Genre: Transformar os generos em colunas binárias

Director: Transformar coluna de string pra lista

Language: Ignorar linguas poucas conhecidas

Awards: Separar nominations de wins

Metascore: Transformar em int

imdbRating: Transformar em int

imdVotes: Transformar em int

BoxOfficeOg:

In [None]:
#Generate "original version" of some columns before turning them categorical
#these will be used for cold start users as well as to give weight to popularity later
content['imdbVotesOg'] = content['imdbVotes'].copy()
content['imdbRatingOg'] = content['imdbRating'].copy()
content['MetascoreOg'] = content['Metascore'].copy()
content['BoxOfficeOg'] = content['BoxOffice'].copy()
#convert votes to int
strToInt(content,'imdbVotesOg')
content['imdbVotesOg']=pd.to_numeric(content['imdbVotesOg'])

#convert boxoffice to int
content['BoxOfficeOg'] = content['BoxOfficeOg'].replace('[\$,]', '', regex=True)
content['BoxOfficeOg'] = pd.to_numeric(content['BoxOfficeOg'], errors='coerce', downcast='integer')



In [None]:
#Language features, filter languages that appear fewer than 200 times as other
content['Language'] = content['Language'].apply(lambda x: x.split(',')[0].replace(' ',''))
content.loc[content['Language']=='N/A', 'Language'] = "None"
content.loc[content['Language'].value_counts()[content['Language']].values < 200, 'Language'] = "Other"

In [None]:
#country features, filter countries that appear fewer than 200 times as other
content['Country'] = content['Country'].apply(lambda x: x.split(',')[0].replace(' ',''))

*Stated problem 1*.
Quote the movie-data notebook excerpt between "content['BoxOfficeOg'] = content['BoxOffice'].copy()" and "content['BoxOfficeOg'].replace('[\$,]', '', regex=True)", inclusive.
*Stated problem 2*.
Can you extend the movie-data notebook excerpt onward from its final line?
The rows that follow have nothing to do with the movie-data notebook excerpt.

*Data shown*.

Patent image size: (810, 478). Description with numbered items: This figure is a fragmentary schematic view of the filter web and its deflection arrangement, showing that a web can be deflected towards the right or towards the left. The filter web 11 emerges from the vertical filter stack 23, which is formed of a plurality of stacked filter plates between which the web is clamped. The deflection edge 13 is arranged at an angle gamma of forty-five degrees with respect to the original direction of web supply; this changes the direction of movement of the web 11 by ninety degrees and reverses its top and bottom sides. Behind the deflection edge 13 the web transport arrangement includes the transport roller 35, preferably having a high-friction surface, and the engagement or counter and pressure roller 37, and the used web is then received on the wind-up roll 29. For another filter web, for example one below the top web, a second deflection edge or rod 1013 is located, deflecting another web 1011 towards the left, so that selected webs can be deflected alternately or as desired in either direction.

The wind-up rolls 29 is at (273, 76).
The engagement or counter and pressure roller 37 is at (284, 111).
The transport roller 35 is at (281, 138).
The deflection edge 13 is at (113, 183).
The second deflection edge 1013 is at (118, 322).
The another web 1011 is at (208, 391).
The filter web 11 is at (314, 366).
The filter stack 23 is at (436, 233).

...

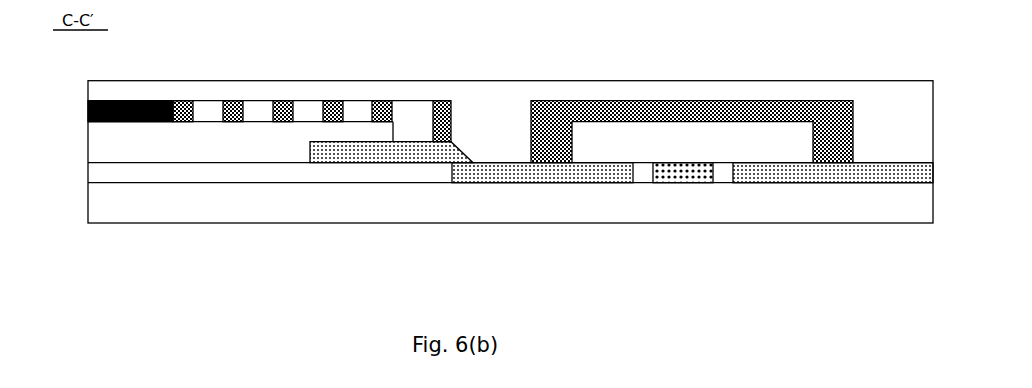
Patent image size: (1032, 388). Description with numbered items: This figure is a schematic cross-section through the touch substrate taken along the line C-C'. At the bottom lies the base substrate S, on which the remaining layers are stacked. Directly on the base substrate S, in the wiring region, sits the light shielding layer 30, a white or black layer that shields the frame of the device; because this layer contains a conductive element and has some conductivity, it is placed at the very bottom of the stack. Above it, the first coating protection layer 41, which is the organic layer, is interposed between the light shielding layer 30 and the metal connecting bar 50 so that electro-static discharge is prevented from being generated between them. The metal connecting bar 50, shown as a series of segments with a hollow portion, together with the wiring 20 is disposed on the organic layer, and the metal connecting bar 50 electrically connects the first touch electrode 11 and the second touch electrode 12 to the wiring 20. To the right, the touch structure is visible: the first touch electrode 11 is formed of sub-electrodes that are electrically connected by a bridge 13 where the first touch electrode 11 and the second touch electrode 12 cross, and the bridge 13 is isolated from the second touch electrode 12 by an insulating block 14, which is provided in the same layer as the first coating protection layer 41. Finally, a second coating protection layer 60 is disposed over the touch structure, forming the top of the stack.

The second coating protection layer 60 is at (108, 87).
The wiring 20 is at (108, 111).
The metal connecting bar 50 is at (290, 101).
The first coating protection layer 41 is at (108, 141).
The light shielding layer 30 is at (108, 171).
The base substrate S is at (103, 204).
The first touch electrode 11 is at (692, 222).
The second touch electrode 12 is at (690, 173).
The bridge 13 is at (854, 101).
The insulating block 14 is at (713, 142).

==

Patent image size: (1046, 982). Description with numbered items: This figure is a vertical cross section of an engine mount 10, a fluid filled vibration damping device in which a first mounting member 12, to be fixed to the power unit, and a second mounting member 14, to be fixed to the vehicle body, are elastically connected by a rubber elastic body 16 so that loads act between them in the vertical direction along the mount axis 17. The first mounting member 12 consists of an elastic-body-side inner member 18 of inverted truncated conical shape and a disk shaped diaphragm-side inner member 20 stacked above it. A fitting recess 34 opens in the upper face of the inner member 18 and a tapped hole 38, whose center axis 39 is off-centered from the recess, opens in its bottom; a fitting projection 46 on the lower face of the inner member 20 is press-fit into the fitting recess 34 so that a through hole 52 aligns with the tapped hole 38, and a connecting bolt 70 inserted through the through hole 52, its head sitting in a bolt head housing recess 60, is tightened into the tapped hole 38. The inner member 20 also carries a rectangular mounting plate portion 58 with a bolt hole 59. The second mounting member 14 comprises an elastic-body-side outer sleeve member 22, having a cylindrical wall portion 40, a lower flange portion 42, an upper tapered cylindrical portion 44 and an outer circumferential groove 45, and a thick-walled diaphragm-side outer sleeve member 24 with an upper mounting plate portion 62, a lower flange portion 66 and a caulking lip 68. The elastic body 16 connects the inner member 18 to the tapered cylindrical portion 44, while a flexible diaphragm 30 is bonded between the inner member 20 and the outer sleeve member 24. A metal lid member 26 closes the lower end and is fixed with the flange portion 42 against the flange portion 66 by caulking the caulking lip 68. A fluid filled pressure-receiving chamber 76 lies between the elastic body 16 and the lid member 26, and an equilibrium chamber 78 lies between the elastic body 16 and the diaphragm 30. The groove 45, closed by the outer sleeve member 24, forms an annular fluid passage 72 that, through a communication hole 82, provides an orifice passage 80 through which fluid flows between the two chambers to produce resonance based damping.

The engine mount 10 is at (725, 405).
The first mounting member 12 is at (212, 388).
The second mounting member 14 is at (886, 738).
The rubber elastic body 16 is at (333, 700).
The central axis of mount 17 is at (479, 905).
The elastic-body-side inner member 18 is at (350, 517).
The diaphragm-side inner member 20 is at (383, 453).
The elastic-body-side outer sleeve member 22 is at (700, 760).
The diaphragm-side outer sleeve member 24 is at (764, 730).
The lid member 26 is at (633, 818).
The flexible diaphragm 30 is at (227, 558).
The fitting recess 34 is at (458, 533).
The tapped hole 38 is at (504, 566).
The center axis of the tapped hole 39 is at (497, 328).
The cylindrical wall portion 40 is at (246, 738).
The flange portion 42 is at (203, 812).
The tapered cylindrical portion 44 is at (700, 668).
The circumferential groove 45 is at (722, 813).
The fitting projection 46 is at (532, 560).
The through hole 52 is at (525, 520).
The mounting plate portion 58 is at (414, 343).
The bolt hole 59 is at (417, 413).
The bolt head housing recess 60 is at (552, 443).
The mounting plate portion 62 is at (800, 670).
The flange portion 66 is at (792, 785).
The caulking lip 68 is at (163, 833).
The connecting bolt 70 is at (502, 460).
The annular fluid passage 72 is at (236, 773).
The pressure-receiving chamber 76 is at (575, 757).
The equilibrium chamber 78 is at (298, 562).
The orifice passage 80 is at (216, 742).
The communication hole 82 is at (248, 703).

*Exercise response 1*.
content['BoxOfficeOg'] = content['BoxOffice'].copy()
#convert votes to int
strToInt(content,'imdbVotesOg')
content['imdbVotesOg']=pd.to_numeric(content['imdbVotesOg'])

#convert boxoffice to int
content['BoxOfficeOg'] = content['BoxOfficeOg'].replace('[\$,]', '', regex=True)

*Exercise response 2*.
content.loc[content['Country']=='N/A', 'Country'] = "None"
content.loc[content['Country'].value_counts()[content['Country']].values < 200, 'Country'] = "Other"

In [None]:
#actors features,
content['Actors'] = content['Actors'].apply(lambda x: x.split(',')[0].replace(' ',''))
content.loc[content['Actors']=='N/A', 'Actors'] = "None"
#content.loc[content['Actors'].value_counts()[content['Actors']].values < 1, 'Country'] = "Other"

In [None]:
#generate nominations column (parse text on awards and transform to numeric)
content['Nominations']=content['Awards'].str.findall(r'[0-9]+ nomination').str.join(",").str.replace(r'[a-zA-Z]+','',regex=True)
content.loc[content['Nominations']=='','Nominations']=0
content['Nominations']=pd.to_numeric(content['Nominations'])

In [None]:
#generate wins column (parse text on awards and transform to numeric), specific award wins not considered
content['Wins']=content['Awards'].str.findall(r'[0-9]+ win').str.join(",").str.replace(r'[a-zA-Z]+','',regex=True)
content.loc[content['Wins']=='','Wins']=0
content['Wins']=pd.to_numeric(content['Wins'])

In [None]:
#genre
genre_features, genre_feat = generateGenres(content, 'Genre')

In [None]:
#awards
wins_features,wins_feats = awardsFeats(content,'Wins','w:')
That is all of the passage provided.